DATASET

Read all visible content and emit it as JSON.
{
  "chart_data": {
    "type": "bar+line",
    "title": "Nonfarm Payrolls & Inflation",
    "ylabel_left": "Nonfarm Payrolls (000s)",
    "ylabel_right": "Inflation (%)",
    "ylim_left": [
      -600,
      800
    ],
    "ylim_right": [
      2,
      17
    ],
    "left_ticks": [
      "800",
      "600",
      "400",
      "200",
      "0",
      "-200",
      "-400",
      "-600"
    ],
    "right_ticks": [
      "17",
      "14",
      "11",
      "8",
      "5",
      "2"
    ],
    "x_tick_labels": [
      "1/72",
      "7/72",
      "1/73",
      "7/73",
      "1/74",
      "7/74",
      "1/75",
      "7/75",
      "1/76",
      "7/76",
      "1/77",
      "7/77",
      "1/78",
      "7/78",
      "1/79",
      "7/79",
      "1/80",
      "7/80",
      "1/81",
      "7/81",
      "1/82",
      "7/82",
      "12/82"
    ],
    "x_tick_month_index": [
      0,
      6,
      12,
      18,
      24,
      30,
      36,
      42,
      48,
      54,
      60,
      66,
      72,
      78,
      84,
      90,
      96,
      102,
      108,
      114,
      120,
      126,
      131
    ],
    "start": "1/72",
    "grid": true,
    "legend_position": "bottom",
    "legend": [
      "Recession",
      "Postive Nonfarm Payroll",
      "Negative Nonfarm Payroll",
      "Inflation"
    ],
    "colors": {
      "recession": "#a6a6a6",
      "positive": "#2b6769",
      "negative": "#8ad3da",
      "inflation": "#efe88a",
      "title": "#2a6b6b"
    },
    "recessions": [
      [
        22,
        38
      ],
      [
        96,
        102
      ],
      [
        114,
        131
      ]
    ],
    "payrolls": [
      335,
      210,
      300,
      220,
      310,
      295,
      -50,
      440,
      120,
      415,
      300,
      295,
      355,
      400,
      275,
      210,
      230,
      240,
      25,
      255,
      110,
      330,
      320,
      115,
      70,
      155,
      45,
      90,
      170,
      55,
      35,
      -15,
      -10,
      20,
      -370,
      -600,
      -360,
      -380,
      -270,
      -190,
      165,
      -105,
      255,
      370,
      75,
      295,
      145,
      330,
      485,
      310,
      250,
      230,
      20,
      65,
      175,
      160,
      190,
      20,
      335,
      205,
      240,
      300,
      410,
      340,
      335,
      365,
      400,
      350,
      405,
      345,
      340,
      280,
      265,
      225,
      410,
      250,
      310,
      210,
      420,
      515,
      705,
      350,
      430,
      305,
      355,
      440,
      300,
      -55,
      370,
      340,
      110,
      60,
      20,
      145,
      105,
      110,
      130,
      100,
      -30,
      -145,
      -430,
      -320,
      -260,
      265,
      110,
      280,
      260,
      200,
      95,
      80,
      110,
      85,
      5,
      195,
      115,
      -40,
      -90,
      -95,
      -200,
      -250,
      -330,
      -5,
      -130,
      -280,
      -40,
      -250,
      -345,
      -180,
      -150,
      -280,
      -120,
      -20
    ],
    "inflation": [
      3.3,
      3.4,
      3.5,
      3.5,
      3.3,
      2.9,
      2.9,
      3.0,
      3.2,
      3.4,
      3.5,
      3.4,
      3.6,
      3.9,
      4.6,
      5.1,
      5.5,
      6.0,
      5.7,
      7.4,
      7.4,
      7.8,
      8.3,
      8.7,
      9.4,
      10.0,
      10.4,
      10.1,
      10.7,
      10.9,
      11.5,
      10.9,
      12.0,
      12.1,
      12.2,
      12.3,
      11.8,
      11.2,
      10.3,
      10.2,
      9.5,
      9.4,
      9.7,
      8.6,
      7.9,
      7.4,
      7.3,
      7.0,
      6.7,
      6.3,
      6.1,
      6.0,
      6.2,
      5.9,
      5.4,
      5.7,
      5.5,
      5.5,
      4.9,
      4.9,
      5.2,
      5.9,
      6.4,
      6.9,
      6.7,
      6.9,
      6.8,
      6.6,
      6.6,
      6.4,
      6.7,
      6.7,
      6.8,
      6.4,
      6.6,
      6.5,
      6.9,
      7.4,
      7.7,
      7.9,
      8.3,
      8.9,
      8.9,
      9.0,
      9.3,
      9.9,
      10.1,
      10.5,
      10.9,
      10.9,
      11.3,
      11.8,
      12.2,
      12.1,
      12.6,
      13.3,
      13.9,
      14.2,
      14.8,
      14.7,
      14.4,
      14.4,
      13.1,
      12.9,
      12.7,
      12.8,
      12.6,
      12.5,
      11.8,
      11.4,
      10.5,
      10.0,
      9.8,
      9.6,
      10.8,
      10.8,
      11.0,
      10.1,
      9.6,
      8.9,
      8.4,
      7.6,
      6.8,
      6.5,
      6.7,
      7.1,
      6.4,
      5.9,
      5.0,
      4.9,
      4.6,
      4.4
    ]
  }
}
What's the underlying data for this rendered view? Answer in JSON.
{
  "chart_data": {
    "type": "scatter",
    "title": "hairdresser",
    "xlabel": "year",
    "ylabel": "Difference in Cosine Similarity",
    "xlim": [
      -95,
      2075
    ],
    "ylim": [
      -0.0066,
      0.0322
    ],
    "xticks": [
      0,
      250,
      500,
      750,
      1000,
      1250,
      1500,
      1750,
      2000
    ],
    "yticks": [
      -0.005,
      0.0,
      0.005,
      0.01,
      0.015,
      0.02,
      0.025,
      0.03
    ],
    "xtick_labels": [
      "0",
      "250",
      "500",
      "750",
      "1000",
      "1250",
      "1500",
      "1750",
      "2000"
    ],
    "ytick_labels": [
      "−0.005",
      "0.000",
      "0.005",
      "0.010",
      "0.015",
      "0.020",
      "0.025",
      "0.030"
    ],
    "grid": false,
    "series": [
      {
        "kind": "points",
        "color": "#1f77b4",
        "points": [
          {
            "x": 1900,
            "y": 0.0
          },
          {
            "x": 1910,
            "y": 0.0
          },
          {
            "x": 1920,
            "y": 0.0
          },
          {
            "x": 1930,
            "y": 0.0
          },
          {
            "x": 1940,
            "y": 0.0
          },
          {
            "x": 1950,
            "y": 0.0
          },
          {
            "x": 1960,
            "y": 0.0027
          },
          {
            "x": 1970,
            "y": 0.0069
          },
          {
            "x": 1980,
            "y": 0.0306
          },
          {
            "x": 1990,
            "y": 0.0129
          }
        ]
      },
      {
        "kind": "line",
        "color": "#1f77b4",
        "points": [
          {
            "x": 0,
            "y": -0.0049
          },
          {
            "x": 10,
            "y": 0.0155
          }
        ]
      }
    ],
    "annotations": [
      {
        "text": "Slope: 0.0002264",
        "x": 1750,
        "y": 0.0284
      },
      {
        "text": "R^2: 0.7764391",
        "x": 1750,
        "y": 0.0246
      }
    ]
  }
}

YOUR TASK
Give only the number of lines in the material above where the string "title" appears.

REPLY TO THE EXERCISE
3